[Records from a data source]
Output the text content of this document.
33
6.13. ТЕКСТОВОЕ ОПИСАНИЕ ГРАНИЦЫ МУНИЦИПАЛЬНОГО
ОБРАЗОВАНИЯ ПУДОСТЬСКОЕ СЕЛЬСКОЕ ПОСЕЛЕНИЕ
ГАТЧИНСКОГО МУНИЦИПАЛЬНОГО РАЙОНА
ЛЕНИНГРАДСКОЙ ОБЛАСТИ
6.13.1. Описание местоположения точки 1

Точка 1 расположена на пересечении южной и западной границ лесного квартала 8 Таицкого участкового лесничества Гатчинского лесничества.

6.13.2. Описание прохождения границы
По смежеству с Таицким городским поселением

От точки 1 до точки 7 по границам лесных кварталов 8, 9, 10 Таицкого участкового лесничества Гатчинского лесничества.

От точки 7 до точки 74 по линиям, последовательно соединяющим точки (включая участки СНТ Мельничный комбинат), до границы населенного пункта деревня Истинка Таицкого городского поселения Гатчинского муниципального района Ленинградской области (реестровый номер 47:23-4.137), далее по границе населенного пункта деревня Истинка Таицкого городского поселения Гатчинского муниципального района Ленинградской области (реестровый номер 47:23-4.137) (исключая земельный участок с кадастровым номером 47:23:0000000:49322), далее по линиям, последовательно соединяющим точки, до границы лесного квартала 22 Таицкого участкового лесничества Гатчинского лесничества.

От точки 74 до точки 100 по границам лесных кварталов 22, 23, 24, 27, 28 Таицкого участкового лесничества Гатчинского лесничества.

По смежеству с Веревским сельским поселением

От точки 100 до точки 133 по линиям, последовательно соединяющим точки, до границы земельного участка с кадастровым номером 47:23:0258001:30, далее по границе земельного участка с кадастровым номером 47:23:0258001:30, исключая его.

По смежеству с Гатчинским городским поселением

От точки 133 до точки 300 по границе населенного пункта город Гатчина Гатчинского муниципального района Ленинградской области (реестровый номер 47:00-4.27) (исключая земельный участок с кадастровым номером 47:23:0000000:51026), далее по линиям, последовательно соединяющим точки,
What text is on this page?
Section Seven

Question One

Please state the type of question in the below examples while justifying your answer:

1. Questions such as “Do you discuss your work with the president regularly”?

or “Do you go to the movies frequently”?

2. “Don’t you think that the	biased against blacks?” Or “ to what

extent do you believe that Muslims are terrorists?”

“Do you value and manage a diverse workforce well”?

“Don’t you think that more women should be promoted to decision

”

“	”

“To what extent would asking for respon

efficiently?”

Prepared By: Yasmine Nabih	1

Exercise brief: Repeat every line of the records above exactly.

Response to the exercise:
Output the text content of this document.
33
6.13. ТЕКСТОВОЕ ОПИСАНИЕ ГРАНИЦЫ МУНИЦИПАЛЬНОГО
ОБРАЗОВАНИЯ ПУДОСТЬСКОЕ СЕЛЬСКОЕ ПОСЕЛЕНИЕ
ГАТЧИНСКОГО МУНИЦИПАЛЬНОГО РАЙОНА
ЛЕНИНГРАДСКОЙ ОБЛАСТИ
6.13.1. Описание местоположения точки 1

Точка 1 расположена на пересечении южной и западной границ лесного квартала 8 Таицкого участкового лесничества Гатчинского лесничества.

6.13.2. Описание прохождения границы
По смежеству с Таицким городским поселением

От точки 1 до точки 7 по границам лесных кварталов 8, 9, 10 Таицкого участкового лесничества Гатчинского лесничества.

От точки 7 до точки 74 по линиям, последовательно соединяющим точки (включая участки СНТ Мельничный комбинат), до границы населенного пункта деревня Истинка Таицкого городского поселения Гатчинского муниципального района Ленинградской области (реестровый номер 47:23-4.137), далее по границе населенного пункта деревня Истинка Таицкого городского поселения Гатчинского муниципального района Ленинградской области (реестровый номер 47:23-4.137) (исключая земельный участок с кадастровым номером 47:23:0000000:49322), далее по линиям, последовательно соединяющим точки, до границы лесного квартала 22 Таицкого участкового лесничества Гатчинского лесничества.

От точки 74 до точки 100 по границам лесных кварталов 22, 23, 24, 27, 28 Таицкого участкового лесничества Гатчинского лесничества.

По смежеству с Веревским сельским поселением

От точки 100 до точки 133 по линиям, последовательно соединяющим точки, до границы земельного участка с кадастровым номером 47:23:0258001:30, далее по границе земельного участка с кадастровым номером 47:23:0258001:30, исключая его.

По смежеству с Гатчинским городским поселением

От точки 133 до точки 300 по границе населенного пункта город Гатчина Гатчинского муниципального района Ленинградской области (реестровый номер 47:00-4.27) (исключая земельный участок с кадастровым номером 47:23:0000000:51026), далее по линиям, последовательно соединяющим точки,
What text is on this page?
Section Seven

Question One

Please state the type of question in the below examples while justifying your answer:

1. Questions such as “Do you discuss your work with the president regularly”?

or “Do you go to the movies frequently”?

2. “Don’t you think that the	biased against blacks?” Or “ to what

extent do you believe that Muslims are terrorists?”

“Do you value and manage a diverse workforce well”?

“Don’t you think that more women should be promoted to decision

”

“	”

“To what extent would asking for respon

efficiently?”

Prepared By: Yasmine Nabih	1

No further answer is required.